[Stored data entries]
•••
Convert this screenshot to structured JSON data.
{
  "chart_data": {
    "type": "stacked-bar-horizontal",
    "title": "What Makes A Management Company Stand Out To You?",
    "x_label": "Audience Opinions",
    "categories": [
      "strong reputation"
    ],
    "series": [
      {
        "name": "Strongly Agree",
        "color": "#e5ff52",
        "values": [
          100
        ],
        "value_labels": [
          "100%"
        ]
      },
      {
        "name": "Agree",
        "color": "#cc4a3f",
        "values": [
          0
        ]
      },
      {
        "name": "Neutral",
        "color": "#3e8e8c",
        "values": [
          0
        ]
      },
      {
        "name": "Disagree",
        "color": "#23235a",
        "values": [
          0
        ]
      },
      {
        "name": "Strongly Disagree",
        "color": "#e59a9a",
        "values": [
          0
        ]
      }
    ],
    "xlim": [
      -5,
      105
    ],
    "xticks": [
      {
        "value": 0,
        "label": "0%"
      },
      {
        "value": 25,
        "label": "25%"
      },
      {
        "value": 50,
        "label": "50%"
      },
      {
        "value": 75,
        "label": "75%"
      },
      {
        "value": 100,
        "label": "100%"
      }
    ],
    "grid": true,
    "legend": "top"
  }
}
•••
= What this task involves =
Count all lines of the data that include "Disagree". The answer is the number alone.

= Exercise result =
2